[Exercise instructions]: Find and copy lines holding "color".
========================================
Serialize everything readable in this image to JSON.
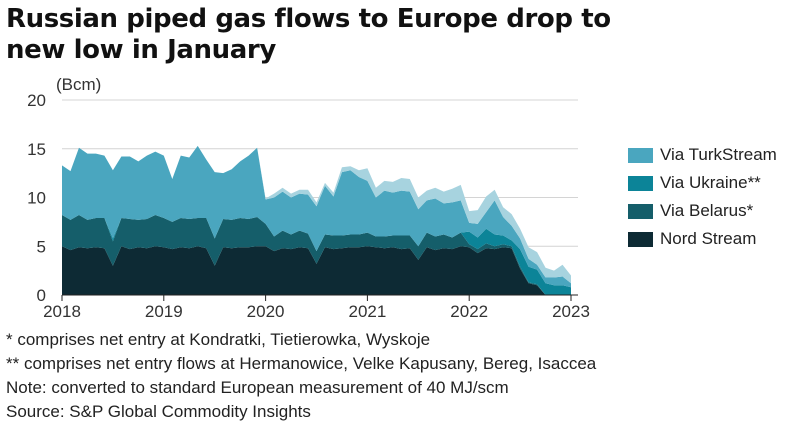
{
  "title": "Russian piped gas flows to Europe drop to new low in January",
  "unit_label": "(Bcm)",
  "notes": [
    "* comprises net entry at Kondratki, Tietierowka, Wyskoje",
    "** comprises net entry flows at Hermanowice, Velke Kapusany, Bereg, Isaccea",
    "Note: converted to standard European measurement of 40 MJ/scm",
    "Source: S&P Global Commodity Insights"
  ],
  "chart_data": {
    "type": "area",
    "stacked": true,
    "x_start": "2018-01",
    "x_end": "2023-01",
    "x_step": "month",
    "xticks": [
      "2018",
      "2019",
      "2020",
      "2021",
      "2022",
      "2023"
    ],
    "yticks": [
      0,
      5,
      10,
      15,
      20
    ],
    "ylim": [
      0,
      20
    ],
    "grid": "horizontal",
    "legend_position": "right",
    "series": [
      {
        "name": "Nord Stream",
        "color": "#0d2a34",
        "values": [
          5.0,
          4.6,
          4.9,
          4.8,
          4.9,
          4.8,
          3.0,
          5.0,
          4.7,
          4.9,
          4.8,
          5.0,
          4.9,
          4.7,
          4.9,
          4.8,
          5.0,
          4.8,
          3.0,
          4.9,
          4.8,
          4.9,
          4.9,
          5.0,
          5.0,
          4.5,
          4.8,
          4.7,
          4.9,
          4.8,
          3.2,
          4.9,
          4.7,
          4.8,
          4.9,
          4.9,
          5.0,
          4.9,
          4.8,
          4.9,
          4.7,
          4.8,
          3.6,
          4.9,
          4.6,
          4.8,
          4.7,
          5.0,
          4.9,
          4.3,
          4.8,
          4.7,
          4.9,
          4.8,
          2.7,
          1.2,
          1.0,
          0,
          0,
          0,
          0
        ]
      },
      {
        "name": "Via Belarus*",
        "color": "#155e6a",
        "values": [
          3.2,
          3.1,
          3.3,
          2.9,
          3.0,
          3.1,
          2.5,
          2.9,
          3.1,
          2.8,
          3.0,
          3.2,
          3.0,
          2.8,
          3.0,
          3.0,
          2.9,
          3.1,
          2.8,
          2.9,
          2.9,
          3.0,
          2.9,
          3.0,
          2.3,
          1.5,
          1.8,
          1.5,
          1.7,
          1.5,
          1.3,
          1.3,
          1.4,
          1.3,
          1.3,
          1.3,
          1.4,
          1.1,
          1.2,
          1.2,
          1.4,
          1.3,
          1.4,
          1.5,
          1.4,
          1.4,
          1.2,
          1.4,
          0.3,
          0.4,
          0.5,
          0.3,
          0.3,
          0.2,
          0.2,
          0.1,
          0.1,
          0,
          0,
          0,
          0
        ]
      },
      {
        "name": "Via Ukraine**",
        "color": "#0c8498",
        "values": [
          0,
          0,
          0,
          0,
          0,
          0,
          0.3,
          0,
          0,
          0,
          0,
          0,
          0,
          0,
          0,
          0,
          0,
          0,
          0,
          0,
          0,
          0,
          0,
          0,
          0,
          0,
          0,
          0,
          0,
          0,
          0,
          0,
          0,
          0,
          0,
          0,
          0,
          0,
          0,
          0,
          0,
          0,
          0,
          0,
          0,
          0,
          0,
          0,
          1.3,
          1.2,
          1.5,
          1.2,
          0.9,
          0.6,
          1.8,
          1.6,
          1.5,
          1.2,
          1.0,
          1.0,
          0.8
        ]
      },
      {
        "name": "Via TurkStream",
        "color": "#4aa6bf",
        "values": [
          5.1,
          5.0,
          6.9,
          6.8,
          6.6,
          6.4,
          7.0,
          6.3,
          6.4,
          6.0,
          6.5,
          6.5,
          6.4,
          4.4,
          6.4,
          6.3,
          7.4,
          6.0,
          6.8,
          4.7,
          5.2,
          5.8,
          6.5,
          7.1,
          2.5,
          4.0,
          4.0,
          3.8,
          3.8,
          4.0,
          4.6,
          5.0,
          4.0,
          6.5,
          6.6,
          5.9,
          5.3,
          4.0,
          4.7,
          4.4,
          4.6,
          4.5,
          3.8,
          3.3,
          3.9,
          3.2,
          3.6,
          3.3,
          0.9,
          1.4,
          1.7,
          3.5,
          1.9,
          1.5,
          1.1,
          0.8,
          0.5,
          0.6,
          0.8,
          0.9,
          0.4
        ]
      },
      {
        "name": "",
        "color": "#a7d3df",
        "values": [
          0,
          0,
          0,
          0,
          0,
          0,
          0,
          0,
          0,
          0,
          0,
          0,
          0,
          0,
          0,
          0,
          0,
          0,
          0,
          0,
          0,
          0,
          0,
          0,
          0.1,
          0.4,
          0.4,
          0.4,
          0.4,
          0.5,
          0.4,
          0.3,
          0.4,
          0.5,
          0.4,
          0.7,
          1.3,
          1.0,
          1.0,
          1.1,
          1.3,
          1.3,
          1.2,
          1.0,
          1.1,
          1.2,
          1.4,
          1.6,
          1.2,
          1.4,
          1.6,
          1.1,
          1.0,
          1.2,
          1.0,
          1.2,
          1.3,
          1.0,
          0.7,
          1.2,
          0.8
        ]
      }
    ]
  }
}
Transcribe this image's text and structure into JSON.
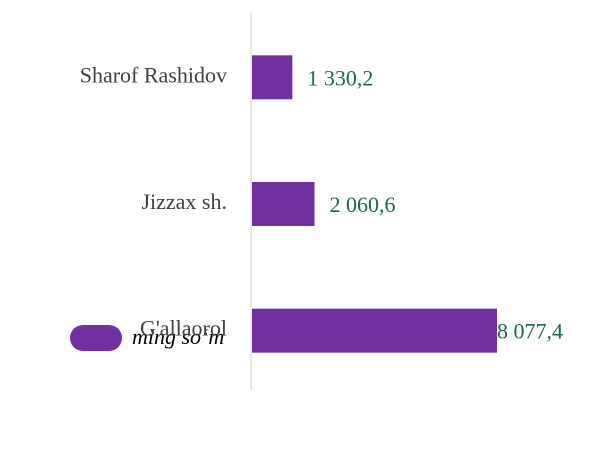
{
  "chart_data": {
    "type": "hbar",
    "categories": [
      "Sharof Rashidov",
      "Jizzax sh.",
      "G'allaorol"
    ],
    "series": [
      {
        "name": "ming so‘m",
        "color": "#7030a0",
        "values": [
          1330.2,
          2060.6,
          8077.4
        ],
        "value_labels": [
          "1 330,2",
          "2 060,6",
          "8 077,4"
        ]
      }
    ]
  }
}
========================================
[Task answer]:
        "color": "#0d2a34",
        "color": "#155e6a",
        "color": "#0c8498",
        "color": "#4aa6bf",
        "color": "#a7d3df",
        "color": "#7030a0",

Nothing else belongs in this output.